Every entry should be repeated exactly. Omit the pictures.

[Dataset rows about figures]

:::

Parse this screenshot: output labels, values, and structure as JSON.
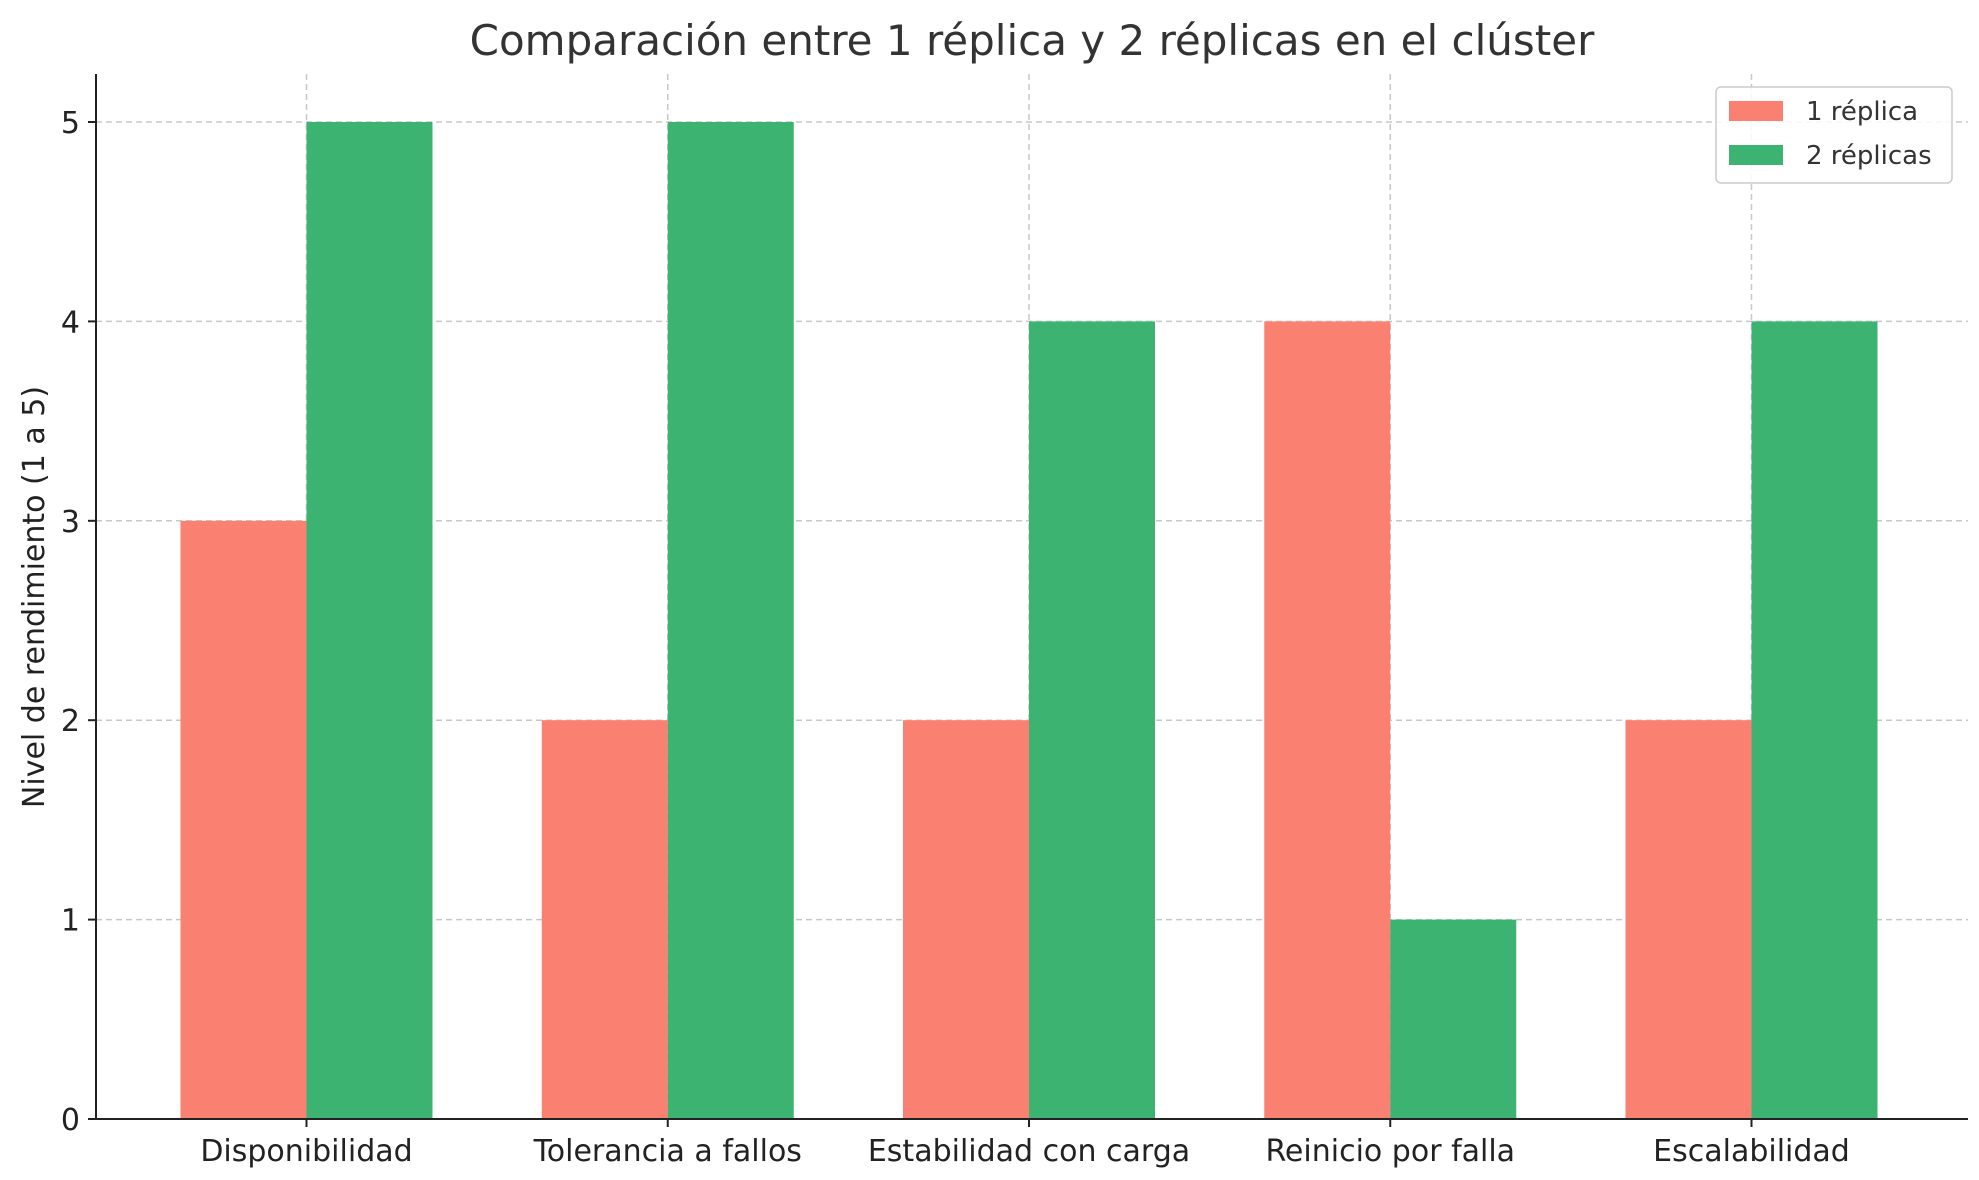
{
  "chart_data": {
    "type": "bar",
    "title": "Comparación entre 1 réplica y 2 réplicas en el clúster",
    "xlabel": "",
    "ylabel": "Nivel de rendimiento (1 a 5)",
    "categories": [
      "Disponibilidad",
      "Tolerancia a fallos",
      "Estabilidad con carga",
      "Reinicio por falla",
      "Escalabilidad"
    ],
    "series": [
      {
        "name": "1 réplica",
        "values": [
          3,
          2,
          2,
          4,
          2
        ],
        "color": "#fa8072"
      },
      {
        "name": "2 réplicas",
        "values": [
          5,
          5,
          4,
          1,
          4
        ],
        "color": "#3cb371"
      }
    ],
    "ylim": [
      0,
      5.25
    ],
    "yticks": [
      0,
      1,
      2,
      3,
      4,
      5
    ],
    "grid": true,
    "legend_position": "top-right"
  }
}
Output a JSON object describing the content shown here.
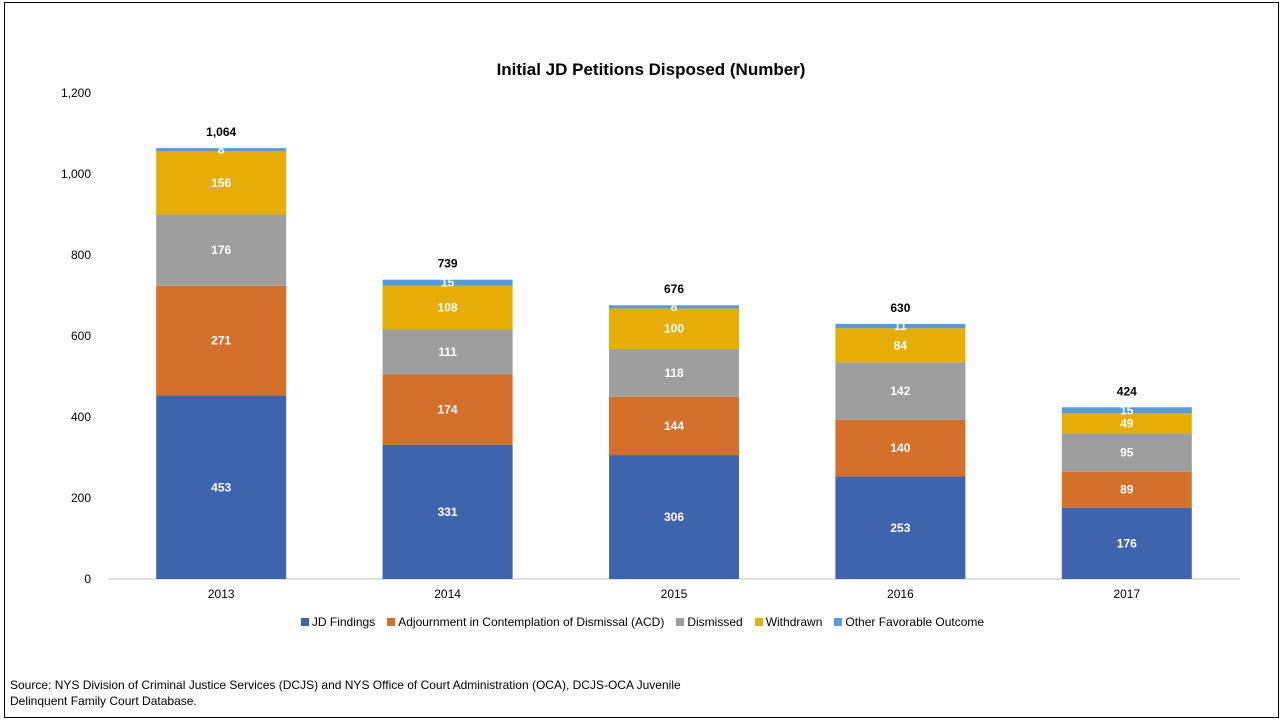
{
  "chart_data": {
    "type": "bar",
    "stacked": true,
    "title": "Initial JD Petitions Disposed (Number)",
    "xlabel": "",
    "ylabel": "",
    "categories": [
      "2013",
      "2014",
      "2015",
      "2016",
      "2017"
    ],
    "ylim": [
      0,
      1200
    ],
    "yticks": [
      0,
      200,
      400,
      600,
      800,
      1000,
      1200
    ],
    "ytick_labels": [
      "0",
      "200",
      "400",
      "600",
      "800",
      "1,000",
      "1,200"
    ],
    "grid": false,
    "legend_position": "bottom",
    "series": [
      {
        "name": "JD Findings",
        "color": "#3E64AE",
        "values": [
          453,
          331,
          306,
          253,
          176
        ]
      },
      {
        "name": "Adjournment in Contemplation of Dismissal (ACD)",
        "color": "#D5702C",
        "values": [
          271,
          174,
          144,
          140,
          89
        ]
      },
      {
        "name": "Dismissed",
        "color": "#9E9E9E",
        "values": [
          176,
          111,
          118,
          142,
          95
        ]
      },
      {
        "name": "Withdrawn",
        "color": "#E6AD07",
        "values": [
          156,
          108,
          100,
          84,
          49
        ]
      },
      {
        "name": "Other Favorable Outcome",
        "color": "#5B9BD5",
        "values": [
          8,
          15,
          8,
          11,
          15
        ]
      }
    ],
    "totals": [
      "1,064",
      "739",
      "676",
      "630",
      "424"
    ]
  },
  "source": {
    "line1": "Source: NYS Division of Criminal Justice Services (DCJS) and NYS Office of Court Administration (OCA), DCJS-OCA Juvenile",
    "line2": "Delinquent Family Court Database."
  }
}
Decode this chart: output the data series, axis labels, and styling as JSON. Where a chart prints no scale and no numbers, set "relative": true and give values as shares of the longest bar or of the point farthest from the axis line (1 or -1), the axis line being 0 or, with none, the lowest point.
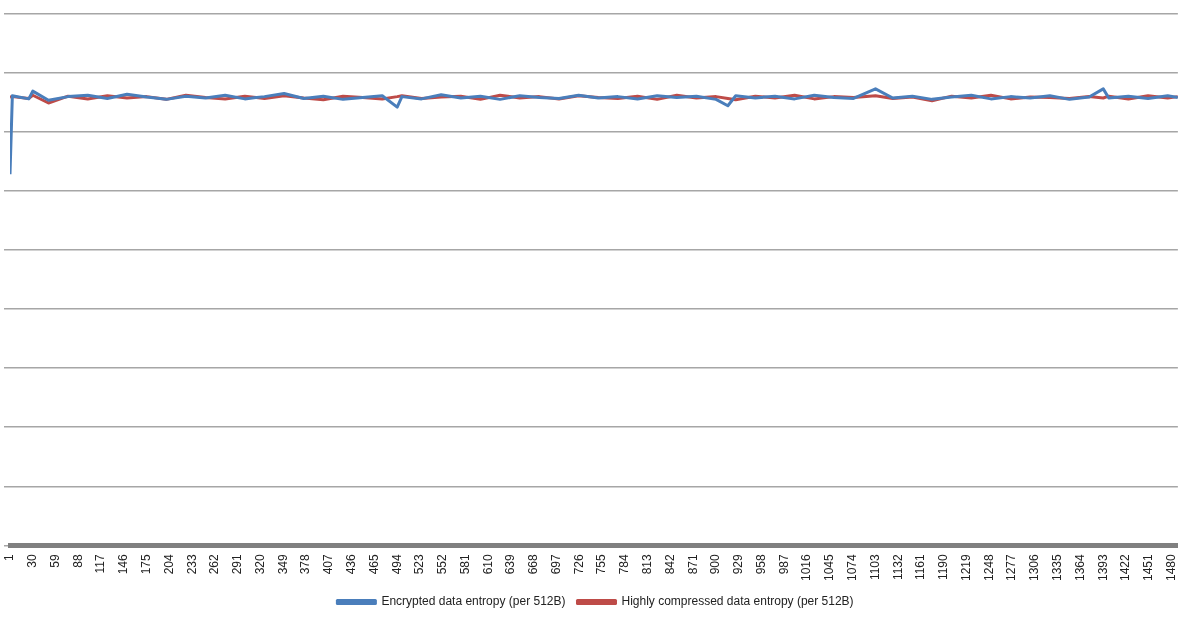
{
  "chart_data": {
    "type": "line",
    "relative": true,
    "grid": "y",
    "legend": "bottom",
    "tick_labels": "x",
    "marker": "none",
    "line_style": "solid",
    "xlim": [
      1,
      1488
    ],
    "xticks": [
      1,
      30,
      59,
      88,
      117,
      146,
      175,
      204,
      233,
      262,
      291,
      320,
      349,
      378,
      407,
      436,
      465,
      494,
      523,
      552,
      581,
      610,
      639,
      668,
      697,
      726,
      755,
      784,
      813,
      842,
      871,
      900,
      929,
      958,
      987,
      1016,
      1045,
      1074,
      1103,
      1132,
      1161,
      1190,
      1219,
      1248,
      1277,
      1306,
      1335,
      1364,
      1393,
      1422,
      1451,
      1480
    ],
    "x": [
      1,
      4,
      25,
      30,
      50,
      75,
      100,
      125,
      150,
      175,
      200,
      225,
      250,
      275,
      300,
      325,
      350,
      375,
      400,
      425,
      450,
      475,
      494,
      500,
      525,
      550,
      575,
      600,
      625,
      650,
      675,
      700,
      725,
      750,
      775,
      800,
      825,
      850,
      875,
      900,
      915,
      925,
      950,
      975,
      1000,
      1025,
      1050,
      1075,
      1103,
      1125,
      1150,
      1175,
      1200,
      1225,
      1250,
      1275,
      1300,
      1325,
      1350,
      1375,
      1393,
      1400,
      1425,
      1450,
      1475,
      1488
    ],
    "series": [
      {
        "name": "Encrypted data entropy (per 512B)",
        "color": "#4a7ebb",
        "values": [
          0.813,
          0.985,
          0.978,
          0.995,
          0.975,
          0.983,
          0.986,
          0.979,
          0.988,
          0.982,
          0.977,
          0.984,
          0.98,
          0.986,
          0.978,
          0.983,
          0.99,
          0.979,
          0.984,
          0.977,
          0.981,
          0.985,
          0.96,
          0.983,
          0.978,
          0.987,
          0.98,
          0.984,
          0.977,
          0.985,
          0.981,
          0.979,
          0.986,
          0.98,
          0.983,
          0.978,
          0.985,
          0.981,
          0.984,
          0.977,
          0.963,
          0.985,
          0.98,
          0.984,
          0.978,
          0.986,
          0.981,
          0.979,
          1,
          0.98,
          0.984,
          0.977,
          0.982,
          0.986,
          0.978,
          0.983,
          0.98,
          0.985,
          0.977,
          0.982,
          1,
          0.98,
          0.984,
          0.979,
          0.985,
          0.981
        ]
      },
      {
        "name": "Highly compressed data entropy (per 512B)",
        "color": "#be4b48",
        "values": [
          0.982,
          0.983,
          0.979,
          0.986,
          0.969,
          0.984,
          0.978,
          0.985,
          0.98,
          0.983,
          0.977,
          0.986,
          0.981,
          0.978,
          0.984,
          0.979,
          0.985,
          0.98,
          0.976,
          0.984,
          0.981,
          0.978,
          0.983,
          0.985,
          0.979,
          0.982,
          0.984,
          0.977,
          0.986,
          0.98,
          0.983,
          0.978,
          0.985,
          0.981,
          0.979,
          0.984,
          0.977,
          0.986,
          0.98,
          0.983,
          0.979,
          0.976,
          0.984,
          0.98,
          0.986,
          0.978,
          0.983,
          0.981,
          0.985,
          0.979,
          0.982,
          0.974,
          0.984,
          0.98,
          0.986,
          0.978,
          0.982,
          0.981,
          0.979,
          0.983,
          0.98,
          0.984,
          0.978,
          0.985,
          0.98,
          0.983
        ]
      }
    ]
  }
}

:::

* TASK SOLUTION *
Parse this screenshot: output labels, values, and structure as JSON.
{
  "chart_data": {
    "type": "bar",
    "title": "Comparación entre 1 réplica y 2 réplicas en el clúster",
    "xlabel": "",
    "ylabel": "Nivel de rendimiento (1 a 5)",
    "categories": [
      "Disponibilidad",
      "Tolerancia a fallos",
      "Estabilidad con carga",
      "Reinicio por falla",
      "Escalabilidad"
    ],
    "series": [
      {
        "name": "1 réplica",
        "values": [
          3,
          2,
          2,
          4,
          2
        ],
        "color": "#fa8072"
      },
      {
        "name": "2 réplicas",
        "values": [
          5,
          5,
          4,
          1,
          4
        ],
        "color": "#3cb371"
      }
    ],
    "ylim": [
      0,
      5.25
    ],
    "yticks": [
      0,
      1,
      2,
      3,
      4,
      5
    ],
    "grid": true,
    "legend_position": "top-right"
  }
}
Output a JSON object describing the content shown here.
{
  "chart_data": {
    "type": "bar",
    "stacked": true,
    "title": "Initial JD Petitions Disposed (Number)",
    "xlabel": "",
    "ylabel": "",
    "categories": [
      "2013",
      "2014",
      "2015",
      "2016",
      "2017"
    ],
    "ylim": [
      0,
      1200
    ],
    "yticks": [
      0,
      200,
      400,
      600,
      800,
      1000,
      1200
    ],
    "ytick_labels": [
      "0",
      "200",
      "400",
      "600",
      "800",
      "1,000",
      "1,200"
    ],
    "grid": false,
    "legend_position": "bottom",
    "series": [
      {
        "name": "JD Findings",
        "color": "#3E64AE",
        "values": [
          453,
          331,
          306,
          253,
          176
        ]
      },
      {
        "name": "Adjournment in Contemplation of Dismissal (ACD)",
        "color": "#D5702C",
        "values": [
          271,
          174,
          144,
          140,
          89
        ]
      },
      {
        "name": "Dismissed",
        "color": "#9E9E9E",
        "values": [
          176,
          111,
          118,
          142,
          95
        ]
      },
      {
        "name": "Withdrawn",
        "color": "#E6AD07",
        "values": [
          156,
          108,
          100,
          84,
          49
        ]
      },
      {
        "name": "Other Favorable Outcome",
        "color": "#5B9BD5",
        "values": [
          8,
          15,
          8,
          11,
          15
        ]
      }
    ],
    "totals": [
      "1,064",
      "739",
      "676",
      "630",
      "424"
    ]
  },
  "source": {
    "line1": "Source: NYS Division of Criminal Justice Services (DCJS) and NYS Office of Court Administration (OCA), DCJS-OCA Juvenile",
    "line2": "Delinquent Family Court Database."
  }
}
Decode this chart: output the data series, axis labels, and styling as JSON. Where a chart prints no scale and no numbers, set "relative": true and give values as shares of the longest bar or of the point farthest from the axis line (1 or -1), the axis line being 0 or, with none, the lowest point.
{
  "chart_data": {
    "type": "line",
    "relative": true,
    "grid": "y",
    "legend": "bottom",
    "tick_labels": "x",
    "marker": "none",
    "line_style": "solid",
    "xlim": [
      1,
      1488
    ],
    "xticks": [
      1,
      30,
      59,
      88,
      117,
      146,
      175,
      204,
      233,
      262,
      291,
      320,
      349,
      378,
      407,
      436,
      465,
      494,
      523,
      552,
      581,
      610,
      639,
      668,
      697,
      726,
      755,
      784,
      813,
      842,
      871,
      900,
      929,
      958,
      987,
      1016,
      1045,
      1074,
      1103,
      1132,
      1161,
      1190,
      1219,
      1248,
      1277,
      1306,
      1335,
      1364,
      1393,
      1422,
      1451,
      1480
    ],
    "x": [
      1,
      4,
      25,
      30,
      50,
      75,
      100,
      125,
      150,
      175,
      200,
      225,
      250,
      275,
      300,
      325,
      350,
      375,
      400,
      425,
      450,
      475,
      494,
      500,
      525,
      550,
      575,
      600,
      625,
      650,
      675,
      700,
      725,
      750,
      775,
      800,
      825,
      850,
      875,
      900,
      915,
      925,
      950,
      975,
      1000,
      1025,
      1050,
      1075,
      1103,
      1125,
      1150,
      1175,
      1200,
      1225,
      1250,
      1275,
      1300,
      1325,
      1350,
      1375,
      1393,
      1400,
      1425,
      1450,
      1475,
      1488
    ],
    "series": [
      {
        "name": "Encrypted data entropy (per 512B)",
        "color": "#4a7ebb",
        "values": [
          0.813,
          0.985,
          0.978,
          0.995,
          0.975,
          0.983,
          0.986,
          0.979,
          0.988,
          0.982,
          0.977,
          0.984,
          0.98,
          0.986,
          0.978,
          0.983,
          0.99,
          0.979,
          0.984,
          0.977,
          0.981,
          0.985,
          0.96,
          0.983,
          0.978,
          0.987,
          0.98,
          0.984,
          0.977,
          0.985,
          0.981,
          0.979,
          0.986,
          0.98,
          0.983,
          0.978,
          0.985,
          0.981,
          0.984,
          0.977,
          0.963,
          0.985,
          0.98,
          0.984,
          0.978,
          0.986,
          0.981,
          0.979,
          1,
          0.98,
          0.984,
          0.977,
          0.982,
          0.986,
          0.978,
          0.983,
          0.98,
          0.985,
          0.977,
          0.982,
          1,
          0.98,
          0.984,
          0.979,
          0.985,
          0.981
        ]
      },
      {
        "name": "Highly compressed data entropy (per 512B)",
        "color": "#be4b48",
        "values": [
          0.982,
          0.983,
          0.979,
          0.986,
          0.969,
          0.984,
          0.978,
          0.985,
          0.98,
          0.983,
          0.977,
          0.986,
          0.981,
          0.978,
          0.984,
          0.979,
          0.985,
          0.98,
          0.976,
          0.984,
          0.981,
          0.978,
          0.983,
          0.985,
          0.979,
          0.982,
          0.984,
          0.977,
          0.986,
          0.98,
          0.983,
          0.978,
          0.985,
          0.981,
          0.979,
          0.984,
          0.977,
          0.986,
          0.98,
          0.983,
          0.979,
          0.976,
          0.984,
          0.98,
          0.986,
          0.978,
          0.983,
          0.981,
          0.985,
          0.979,
          0.982,
          0.974,
          0.984,
          0.98,
          0.986,
          0.978,
          0.982,
          0.981,
          0.979,
          0.983,
          0.98,
          0.984,
          0.978,
          0.985,
          0.98,
          0.983
        ]
      }
    ]
  }
}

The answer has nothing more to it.